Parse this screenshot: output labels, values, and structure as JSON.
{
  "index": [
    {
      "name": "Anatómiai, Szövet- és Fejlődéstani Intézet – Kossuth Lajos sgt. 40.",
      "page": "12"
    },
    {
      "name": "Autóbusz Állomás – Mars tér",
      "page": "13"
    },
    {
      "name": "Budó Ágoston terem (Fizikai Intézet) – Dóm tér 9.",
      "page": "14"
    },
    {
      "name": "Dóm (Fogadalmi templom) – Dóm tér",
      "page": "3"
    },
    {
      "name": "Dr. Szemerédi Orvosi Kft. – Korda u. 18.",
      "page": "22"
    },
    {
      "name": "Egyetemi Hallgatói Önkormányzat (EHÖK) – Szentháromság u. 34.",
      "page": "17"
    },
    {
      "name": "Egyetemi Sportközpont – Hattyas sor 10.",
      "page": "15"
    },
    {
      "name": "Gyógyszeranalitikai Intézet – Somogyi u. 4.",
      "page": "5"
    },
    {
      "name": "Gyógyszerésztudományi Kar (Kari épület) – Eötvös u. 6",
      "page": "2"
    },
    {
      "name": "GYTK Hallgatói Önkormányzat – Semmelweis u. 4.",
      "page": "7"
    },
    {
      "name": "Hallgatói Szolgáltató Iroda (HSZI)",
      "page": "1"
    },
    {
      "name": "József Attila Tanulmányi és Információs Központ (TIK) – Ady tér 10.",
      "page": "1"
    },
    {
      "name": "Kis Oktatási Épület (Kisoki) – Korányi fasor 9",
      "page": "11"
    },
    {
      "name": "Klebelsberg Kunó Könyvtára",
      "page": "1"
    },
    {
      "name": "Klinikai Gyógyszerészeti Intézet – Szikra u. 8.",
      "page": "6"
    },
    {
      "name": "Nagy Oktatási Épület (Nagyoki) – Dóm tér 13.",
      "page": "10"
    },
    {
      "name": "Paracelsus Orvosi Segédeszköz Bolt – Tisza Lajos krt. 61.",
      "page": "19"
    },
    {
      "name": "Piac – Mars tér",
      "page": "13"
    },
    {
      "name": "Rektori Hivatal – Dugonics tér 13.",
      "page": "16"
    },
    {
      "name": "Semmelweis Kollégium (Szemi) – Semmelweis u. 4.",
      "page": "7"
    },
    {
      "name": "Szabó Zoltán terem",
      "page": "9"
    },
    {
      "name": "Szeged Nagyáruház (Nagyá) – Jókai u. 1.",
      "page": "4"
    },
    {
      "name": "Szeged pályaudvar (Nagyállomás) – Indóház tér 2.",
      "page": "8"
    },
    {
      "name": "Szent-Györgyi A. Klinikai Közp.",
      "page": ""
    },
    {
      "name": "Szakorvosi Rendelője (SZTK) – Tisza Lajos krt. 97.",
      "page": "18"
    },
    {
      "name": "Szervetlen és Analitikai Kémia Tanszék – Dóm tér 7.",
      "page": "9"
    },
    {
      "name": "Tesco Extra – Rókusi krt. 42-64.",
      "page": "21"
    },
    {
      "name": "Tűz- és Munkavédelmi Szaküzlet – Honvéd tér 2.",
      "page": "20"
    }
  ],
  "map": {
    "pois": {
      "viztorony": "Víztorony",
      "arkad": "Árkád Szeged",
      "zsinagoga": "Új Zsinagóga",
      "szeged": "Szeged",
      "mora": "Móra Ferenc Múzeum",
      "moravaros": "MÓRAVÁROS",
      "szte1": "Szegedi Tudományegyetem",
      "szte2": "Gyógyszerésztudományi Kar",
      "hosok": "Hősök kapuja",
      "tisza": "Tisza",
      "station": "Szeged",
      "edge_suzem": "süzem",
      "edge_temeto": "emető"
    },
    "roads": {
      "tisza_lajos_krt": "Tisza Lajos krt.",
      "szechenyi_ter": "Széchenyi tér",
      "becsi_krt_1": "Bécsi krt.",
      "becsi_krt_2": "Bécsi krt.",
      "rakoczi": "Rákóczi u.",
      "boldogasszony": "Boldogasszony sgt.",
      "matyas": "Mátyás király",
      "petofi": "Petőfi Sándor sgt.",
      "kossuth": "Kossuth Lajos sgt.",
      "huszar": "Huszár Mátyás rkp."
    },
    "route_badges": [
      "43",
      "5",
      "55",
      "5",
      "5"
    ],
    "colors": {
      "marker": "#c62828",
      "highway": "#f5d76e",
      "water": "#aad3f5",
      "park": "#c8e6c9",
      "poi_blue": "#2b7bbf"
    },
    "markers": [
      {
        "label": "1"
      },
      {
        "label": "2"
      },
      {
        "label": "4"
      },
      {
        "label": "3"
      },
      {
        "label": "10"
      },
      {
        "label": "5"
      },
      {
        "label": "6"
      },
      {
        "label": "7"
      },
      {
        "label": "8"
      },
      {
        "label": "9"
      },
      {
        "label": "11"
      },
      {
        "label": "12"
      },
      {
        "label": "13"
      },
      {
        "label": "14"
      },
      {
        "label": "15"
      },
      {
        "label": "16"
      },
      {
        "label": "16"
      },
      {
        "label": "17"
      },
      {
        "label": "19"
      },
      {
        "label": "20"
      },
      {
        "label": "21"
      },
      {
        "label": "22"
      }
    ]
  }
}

============

Required work: From the records above, extract every entry verbatim.

Written answer:
Parse this screenshot: output labels, values, and structure as JSON.
{
  "index": [
    {
      "name": "Anatómiai, Szövet- és Fejlődéstani Intézet – Kossuth Lajos sgt. 40.",
      "page": "12"
    },
    {
      "name": "Autóbusz Állomás – Mars tér",
      "page": "13"
    },
    {
      "name": "Budó Ágoston terem (Fizikai Intézet) – Dóm tér 9.",
      "page": "14"
    },
    {
      "name": "Dóm (Fogadalmi templom) – Dóm tér",
      "page": "3"
    },
    {
      "name": "Dr. Szemerédi Orvosi Kft. – Korda u. 18.",
      "page": "22"
    },
    {
      "name": "Egyetemi Hallgatói Önkormányzat (EHÖK) – Szentháromság u. 34.",
      "page": "17"
    },
    {
      "name": "Egyetemi Sportközpont – Hattyas sor 10.",
      "page": "15"
    },
    {
      "name": "Gyógyszeranalitikai Intézet – Somogyi u. 4.",
      "page": "5"
    },
    {
      "name": "Gyógyszerésztudományi Kar (Kari épület) – Eötvös u. 6",
      "page": "2"
    },
    {
      "name": "GYTK Hallgatói Önkormányzat – Semmelweis u. 4.",
      "page": "7"
    },
    {
      "name": "Hallgatói Szolgáltató Iroda (HSZI)",
      "page": "1"
    },
    {
      "name": "József Attila Tanulmányi és Információs Központ (TIK) – Ady tér 10.",
      "page": "1"
    },
    {
      "name": "Kis Oktatási Épület (Kisoki) – Korányi fasor 9",
      "page": "11"
    },
    {
      "name": "Klebelsberg Kunó Könyvtára",
      "page": "1"
    },
    {
      "name": "Klinikai Gyógyszerészeti Intézet – Szikra u. 8.",
      "page": "6"
    },
    {
      "name": "Nagy Oktatási Épület (Nagyoki) – Dóm tér 13.",
      "page": "10"
    },
    {
      "name": "Paracelsus Orvosi Segédeszköz Bolt – Tisza Lajos krt. 61.",
      "page": "19"
    },
    {
      "name": "Piac – Mars tér",
      "page": "13"
    },
    {
      "name": "Rektori Hivatal – Dugonics tér 13.",
      "page": "16"
    },
    {
      "name": "Semmelweis Kollégium (Szemi) – Semmelweis u. 4.",
      "page": "7"
    },
    {
      "name": "Szabó Zoltán terem",
      "page": "9"
    },
    {
      "name": "Szeged Nagyáruház (Nagyá) – Jókai u. 1.",
      "page": "4"
    },
    {
      "name": "Szeged pályaudvar (Nagyállomás) – Indóház tér 2.",
      "page": "8"
    },
    {
      "name": "Szent-Györgyi A. Klinikai Közp.",
      "page": ""
    },
    {
      "name": "Szakorvosi Rendelője (SZTK) – Tisza Lajos krt. 97.",
      "page": "18"
    },
    {
      "name": "Szervetlen és Analitikai Kémia Tanszék – Dóm tér 7.",
      "page": "9"
    },
    {
      "name": "Tesco Extra – Rókusi krt. 42-64.",
      "page": "21"
    },
    {
      "name": "Tűz- és Munkavédelmi Szaküzlet – Honvéd tér 2.",
      "page": "20"
    }
  ],
  "map": {
    "pois": {
      "viztorony": "Víztorony",
      "arkad": "Árkád Szeged",
      "zsinagoga": "Új Zsinagóga",
      "szeged": "Szeged",
      "mora": "Móra Ferenc Múzeum",
      "moravaros": "MÓRAVÁROS",
      "szte1": "Szegedi Tudományegyetem",
      "szte2": "Gyógyszerésztudományi Kar",
      "hosok": "Hősök kapuja",
      "tisza": "Tisza",
      "station": "Szeged",
      "edge_suzem": "süzem",
      "edge_temeto": "emető"
    },
    "roads": {
      "tisza_lajos_krt": "Tisza Lajos krt.",
      "szechenyi_ter": "Széchenyi tér",
      "becsi_krt_1": "Bécsi krt.",
      "becsi_krt_2": "Bécsi krt.",
      "rakoczi": "Rákóczi u.",
      "boldogasszony": "Boldogasszony sgt.",
      "matyas": "Mátyás király",
      "petofi": "Petőfi Sándor sgt.",
      "kossuth": "Kossuth Lajos sgt.",
      "huszar": "Huszár Mátyás rkp."
    },
    "route_badges": [
      "43",
      "5",
      "55",
      "5",
      "5"
    ],
    "colors": {
      "marker": "#c62828",
      "highway": "#f5d76e",
      "water": "#aad3f5",
      "park": "#c8e6c9",
      "poi_blue": "#2b7bbf"
    },
    "markers": [
      {
        "label": "1"
      },
      {
        "label": "2"
      },
      {
        "label": "4"
      },
      {
        "label": "3"
      },
      {
        "label": "10"
      },
      {
        "label": "5"
      },
      {
        "label": "6"
      },
      {
        "label": "7"
      },
      {
        "label": "8"
      },
      {
        "label": "9"
      },
      {
        "label": "11"
      },
      {
        "label": "12"
      },
      {
        "label": "13"
      },
      {
        "label": "14"
      },
      {
        "label": "15"
      },
      {
        "label": "16"
      },
      {
        "label": "16"
      },
      {
        "label": "17"
      },
      {
        "label": "19"
      },
      {
        "label": "20"
      },
      {
        "label": "21"
      },
      {
        "label": "22"
      }
    ]
  }
}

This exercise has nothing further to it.